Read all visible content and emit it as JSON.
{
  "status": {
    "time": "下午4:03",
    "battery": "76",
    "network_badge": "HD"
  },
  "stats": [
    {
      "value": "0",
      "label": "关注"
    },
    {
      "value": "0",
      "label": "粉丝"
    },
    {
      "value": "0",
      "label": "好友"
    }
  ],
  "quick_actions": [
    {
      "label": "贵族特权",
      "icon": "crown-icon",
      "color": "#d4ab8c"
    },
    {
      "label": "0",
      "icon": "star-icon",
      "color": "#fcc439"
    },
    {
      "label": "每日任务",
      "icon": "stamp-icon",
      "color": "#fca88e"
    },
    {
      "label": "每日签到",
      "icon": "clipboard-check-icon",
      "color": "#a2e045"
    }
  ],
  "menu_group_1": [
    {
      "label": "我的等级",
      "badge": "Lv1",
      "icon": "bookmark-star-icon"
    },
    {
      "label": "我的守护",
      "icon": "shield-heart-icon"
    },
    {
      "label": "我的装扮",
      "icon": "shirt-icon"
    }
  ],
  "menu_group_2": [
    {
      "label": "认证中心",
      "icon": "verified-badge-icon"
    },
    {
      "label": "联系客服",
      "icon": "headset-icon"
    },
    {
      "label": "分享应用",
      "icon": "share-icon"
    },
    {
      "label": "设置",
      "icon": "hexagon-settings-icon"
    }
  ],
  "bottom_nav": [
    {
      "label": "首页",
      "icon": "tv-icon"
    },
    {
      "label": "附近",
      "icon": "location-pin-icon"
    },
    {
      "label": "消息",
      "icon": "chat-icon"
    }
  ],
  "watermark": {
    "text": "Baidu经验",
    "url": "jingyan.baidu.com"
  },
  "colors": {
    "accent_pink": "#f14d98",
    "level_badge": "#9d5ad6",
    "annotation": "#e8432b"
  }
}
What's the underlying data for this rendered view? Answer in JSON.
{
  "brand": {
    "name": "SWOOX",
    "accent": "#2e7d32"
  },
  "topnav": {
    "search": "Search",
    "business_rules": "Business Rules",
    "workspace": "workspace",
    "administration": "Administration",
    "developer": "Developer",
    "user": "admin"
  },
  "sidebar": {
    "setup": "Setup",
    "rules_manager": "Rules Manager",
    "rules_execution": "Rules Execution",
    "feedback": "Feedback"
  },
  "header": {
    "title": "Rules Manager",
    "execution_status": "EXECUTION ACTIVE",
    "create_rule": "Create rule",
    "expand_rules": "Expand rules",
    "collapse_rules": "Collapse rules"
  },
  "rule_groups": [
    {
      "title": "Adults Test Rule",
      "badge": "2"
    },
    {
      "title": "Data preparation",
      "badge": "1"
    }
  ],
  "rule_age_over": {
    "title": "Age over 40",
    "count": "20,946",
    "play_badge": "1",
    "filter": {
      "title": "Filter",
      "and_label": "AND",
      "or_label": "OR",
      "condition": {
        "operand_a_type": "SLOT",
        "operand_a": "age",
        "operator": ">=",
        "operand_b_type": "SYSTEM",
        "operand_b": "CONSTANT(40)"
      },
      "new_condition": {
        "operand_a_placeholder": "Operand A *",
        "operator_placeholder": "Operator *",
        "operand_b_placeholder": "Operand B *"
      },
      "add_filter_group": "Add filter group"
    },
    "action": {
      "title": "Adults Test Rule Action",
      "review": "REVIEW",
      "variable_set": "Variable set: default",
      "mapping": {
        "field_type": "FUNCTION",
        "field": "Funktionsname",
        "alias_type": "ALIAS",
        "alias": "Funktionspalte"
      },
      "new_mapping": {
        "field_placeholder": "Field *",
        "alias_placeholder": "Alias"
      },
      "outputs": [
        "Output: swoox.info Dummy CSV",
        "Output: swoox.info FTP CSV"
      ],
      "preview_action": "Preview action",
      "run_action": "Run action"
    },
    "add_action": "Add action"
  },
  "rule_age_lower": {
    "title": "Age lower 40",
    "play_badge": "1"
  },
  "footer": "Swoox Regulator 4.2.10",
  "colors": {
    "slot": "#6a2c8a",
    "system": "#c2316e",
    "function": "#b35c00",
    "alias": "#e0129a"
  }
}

============================================================

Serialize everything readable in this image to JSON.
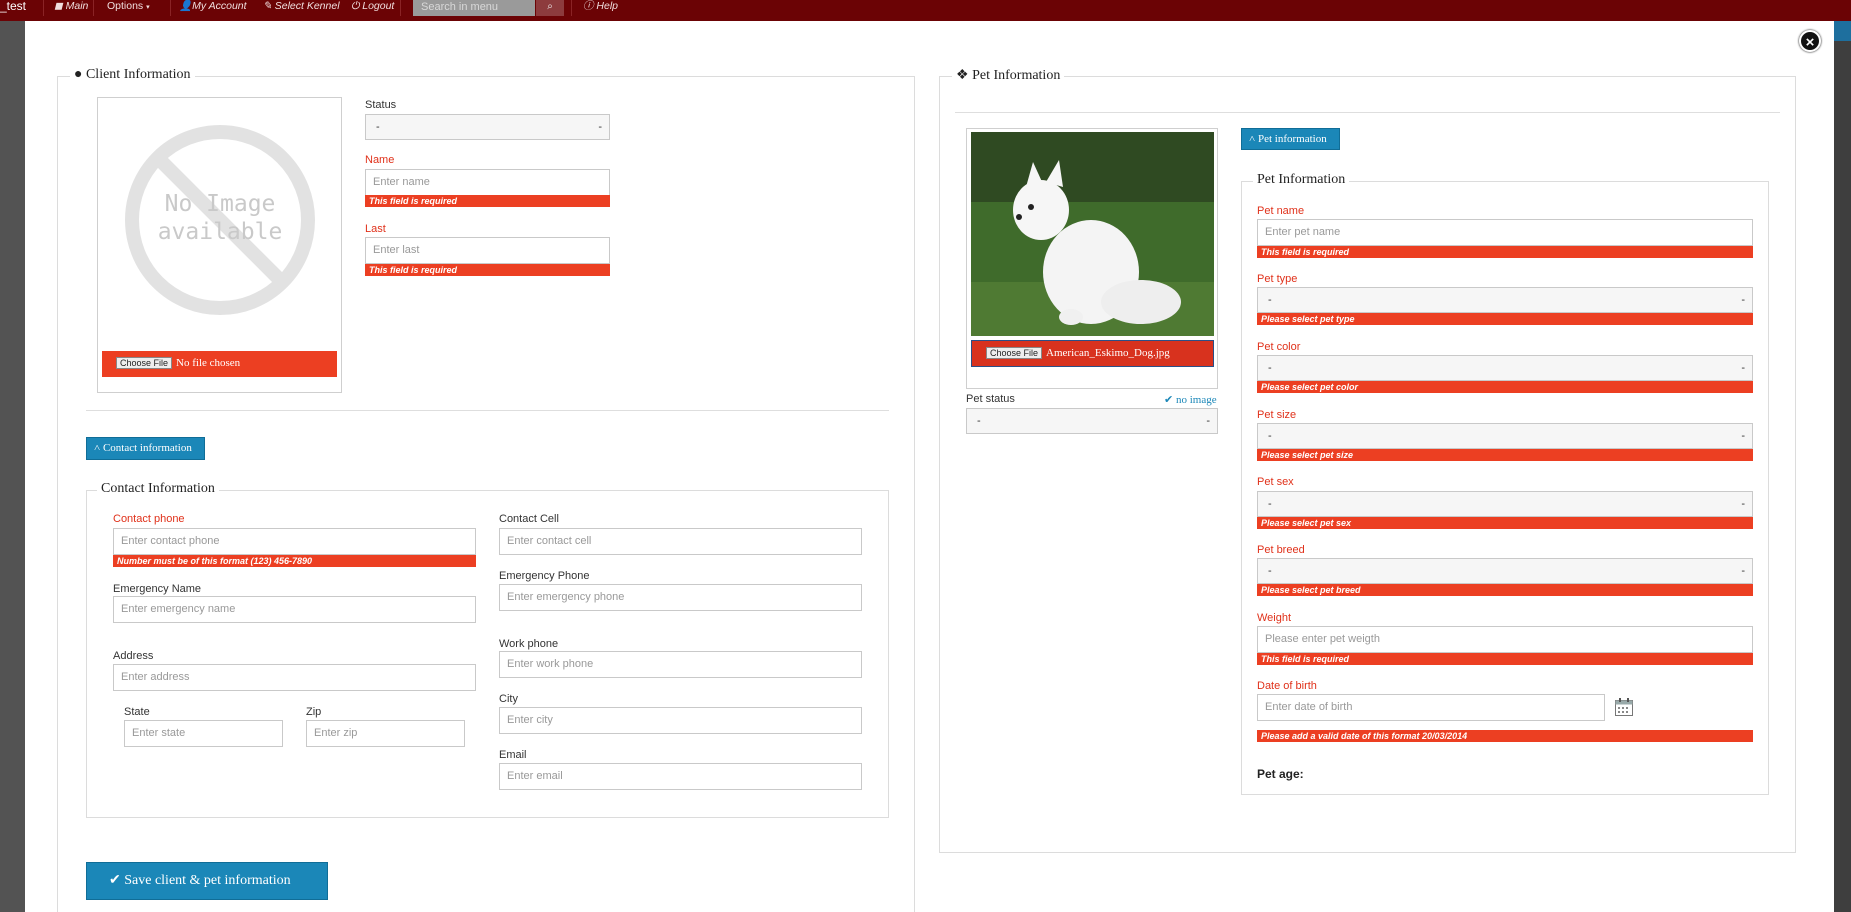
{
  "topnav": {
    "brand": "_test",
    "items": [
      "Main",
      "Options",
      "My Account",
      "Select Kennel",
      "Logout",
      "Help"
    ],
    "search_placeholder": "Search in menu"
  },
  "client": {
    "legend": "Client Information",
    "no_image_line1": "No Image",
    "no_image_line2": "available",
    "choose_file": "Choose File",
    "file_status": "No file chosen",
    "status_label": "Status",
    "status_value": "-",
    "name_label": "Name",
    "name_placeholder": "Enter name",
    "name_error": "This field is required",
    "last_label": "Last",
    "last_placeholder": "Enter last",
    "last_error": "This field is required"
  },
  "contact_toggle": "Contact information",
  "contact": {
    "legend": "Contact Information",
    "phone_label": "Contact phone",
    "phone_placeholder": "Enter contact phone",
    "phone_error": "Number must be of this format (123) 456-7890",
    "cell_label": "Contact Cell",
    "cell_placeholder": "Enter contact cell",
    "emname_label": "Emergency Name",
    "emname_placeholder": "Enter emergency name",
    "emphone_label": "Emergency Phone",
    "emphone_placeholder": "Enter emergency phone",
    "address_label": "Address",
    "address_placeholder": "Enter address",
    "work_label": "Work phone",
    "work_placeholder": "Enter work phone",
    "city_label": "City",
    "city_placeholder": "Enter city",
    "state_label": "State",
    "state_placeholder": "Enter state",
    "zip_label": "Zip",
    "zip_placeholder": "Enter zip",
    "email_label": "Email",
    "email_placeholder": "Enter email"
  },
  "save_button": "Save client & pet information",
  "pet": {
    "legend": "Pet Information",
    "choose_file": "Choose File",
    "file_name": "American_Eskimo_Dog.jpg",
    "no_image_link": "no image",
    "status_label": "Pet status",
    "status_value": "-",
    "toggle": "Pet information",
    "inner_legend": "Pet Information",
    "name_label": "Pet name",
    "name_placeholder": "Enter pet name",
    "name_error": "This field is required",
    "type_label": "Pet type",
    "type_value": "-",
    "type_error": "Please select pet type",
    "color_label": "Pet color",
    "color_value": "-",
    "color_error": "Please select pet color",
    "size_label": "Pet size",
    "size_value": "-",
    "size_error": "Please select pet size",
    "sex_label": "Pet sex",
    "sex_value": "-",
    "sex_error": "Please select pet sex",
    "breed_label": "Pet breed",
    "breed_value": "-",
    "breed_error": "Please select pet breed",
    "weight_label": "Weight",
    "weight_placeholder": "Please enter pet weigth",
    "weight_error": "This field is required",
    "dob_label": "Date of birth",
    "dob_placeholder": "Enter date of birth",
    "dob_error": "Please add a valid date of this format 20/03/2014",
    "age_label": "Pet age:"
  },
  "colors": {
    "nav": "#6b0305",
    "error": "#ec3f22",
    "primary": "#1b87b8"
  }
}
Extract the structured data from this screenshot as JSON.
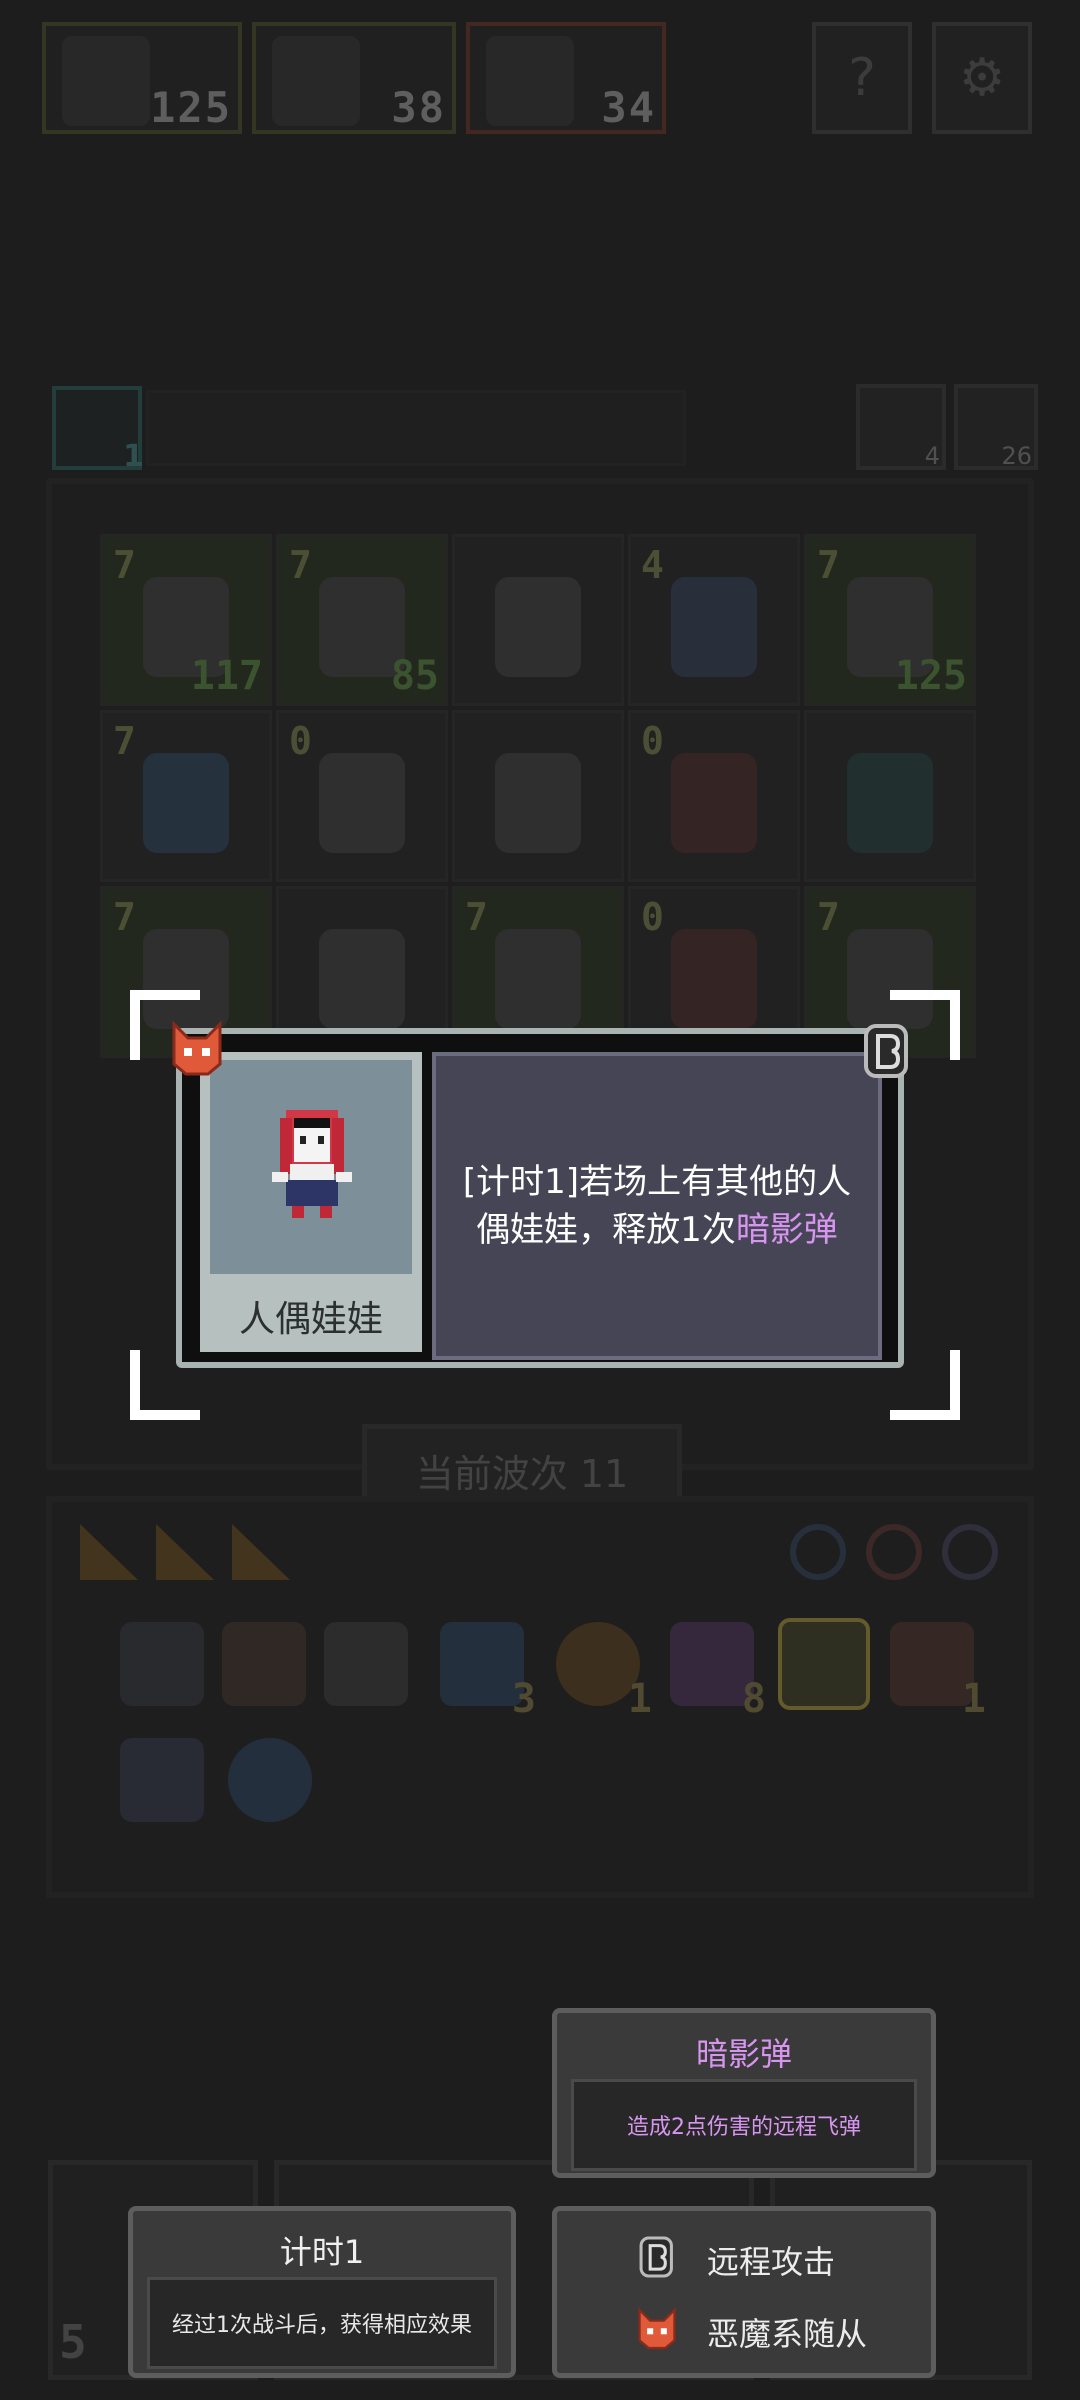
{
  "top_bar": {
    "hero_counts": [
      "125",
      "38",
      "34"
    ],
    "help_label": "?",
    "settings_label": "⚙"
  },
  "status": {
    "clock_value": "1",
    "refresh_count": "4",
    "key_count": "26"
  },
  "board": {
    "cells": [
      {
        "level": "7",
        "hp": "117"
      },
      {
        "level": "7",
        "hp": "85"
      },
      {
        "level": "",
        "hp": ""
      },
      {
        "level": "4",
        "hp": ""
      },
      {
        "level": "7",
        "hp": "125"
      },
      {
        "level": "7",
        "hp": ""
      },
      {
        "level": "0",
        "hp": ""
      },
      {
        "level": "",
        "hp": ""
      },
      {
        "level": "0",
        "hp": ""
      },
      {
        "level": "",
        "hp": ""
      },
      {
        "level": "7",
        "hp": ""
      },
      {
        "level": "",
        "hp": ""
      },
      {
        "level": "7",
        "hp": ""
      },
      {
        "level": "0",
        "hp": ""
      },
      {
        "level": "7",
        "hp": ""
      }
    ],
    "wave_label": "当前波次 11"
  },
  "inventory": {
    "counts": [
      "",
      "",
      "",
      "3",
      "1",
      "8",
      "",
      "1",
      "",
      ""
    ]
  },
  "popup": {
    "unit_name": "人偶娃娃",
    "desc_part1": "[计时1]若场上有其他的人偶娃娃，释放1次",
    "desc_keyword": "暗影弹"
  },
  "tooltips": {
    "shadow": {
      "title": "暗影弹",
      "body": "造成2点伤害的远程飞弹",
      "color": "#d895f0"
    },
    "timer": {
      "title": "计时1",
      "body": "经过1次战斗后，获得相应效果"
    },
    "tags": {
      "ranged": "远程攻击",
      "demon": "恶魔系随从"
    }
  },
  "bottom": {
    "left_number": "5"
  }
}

============================================================

TASK DETAILS: From the listing above, copy out each line where the word "birth" appears.

EXERCISE SOLUTION:
    "dob_label": "Date of birth",
    "dob_placeholder": "Enter date of birth",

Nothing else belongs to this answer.